Set task: Search the data below for the string "without". Extract every line that contains it.

Data records

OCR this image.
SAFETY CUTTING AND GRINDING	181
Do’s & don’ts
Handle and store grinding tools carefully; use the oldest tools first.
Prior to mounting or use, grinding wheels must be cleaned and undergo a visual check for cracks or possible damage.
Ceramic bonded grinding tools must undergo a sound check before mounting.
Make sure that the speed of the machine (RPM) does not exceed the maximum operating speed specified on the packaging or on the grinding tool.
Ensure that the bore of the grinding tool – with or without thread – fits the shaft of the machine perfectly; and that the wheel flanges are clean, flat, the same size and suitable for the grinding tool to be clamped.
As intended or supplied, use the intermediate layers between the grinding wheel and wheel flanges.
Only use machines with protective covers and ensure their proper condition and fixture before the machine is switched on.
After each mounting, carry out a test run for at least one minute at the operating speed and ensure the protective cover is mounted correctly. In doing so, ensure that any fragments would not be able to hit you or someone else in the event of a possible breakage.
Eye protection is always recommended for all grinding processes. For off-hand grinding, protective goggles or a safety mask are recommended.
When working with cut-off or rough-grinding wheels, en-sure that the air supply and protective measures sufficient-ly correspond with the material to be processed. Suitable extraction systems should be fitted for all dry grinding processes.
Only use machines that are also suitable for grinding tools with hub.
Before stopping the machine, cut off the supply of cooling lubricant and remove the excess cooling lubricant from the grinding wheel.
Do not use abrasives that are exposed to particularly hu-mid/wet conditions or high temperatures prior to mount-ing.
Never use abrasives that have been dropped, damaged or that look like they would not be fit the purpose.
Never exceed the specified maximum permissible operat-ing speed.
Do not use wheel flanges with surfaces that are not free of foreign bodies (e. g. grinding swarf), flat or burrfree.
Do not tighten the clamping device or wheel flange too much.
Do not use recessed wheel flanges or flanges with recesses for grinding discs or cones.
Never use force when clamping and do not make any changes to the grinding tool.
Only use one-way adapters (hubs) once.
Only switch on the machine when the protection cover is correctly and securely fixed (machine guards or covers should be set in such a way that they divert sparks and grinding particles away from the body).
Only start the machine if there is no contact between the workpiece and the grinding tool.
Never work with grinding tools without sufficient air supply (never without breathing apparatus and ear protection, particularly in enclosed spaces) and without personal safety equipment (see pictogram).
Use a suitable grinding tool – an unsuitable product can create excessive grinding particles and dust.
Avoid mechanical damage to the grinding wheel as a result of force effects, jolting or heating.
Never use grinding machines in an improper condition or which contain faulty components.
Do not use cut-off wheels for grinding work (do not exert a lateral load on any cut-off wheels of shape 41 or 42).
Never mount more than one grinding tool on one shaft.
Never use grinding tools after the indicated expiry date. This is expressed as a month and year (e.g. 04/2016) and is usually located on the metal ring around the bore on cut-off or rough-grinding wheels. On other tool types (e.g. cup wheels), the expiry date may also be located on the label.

Solution for this task:
Ensure that the bore of the grinding tool – with or without thread – fits the shaft of the machine perfectly; and that the wheel flanges are clean, flat, the same size and suitable for the grinding tool to be clamped.
Never work with grinding tools without sufficient air supply (never without breathing apparatus and ear protection, particularly in enclosed spaces) and without personal safety equipment (see pictogram).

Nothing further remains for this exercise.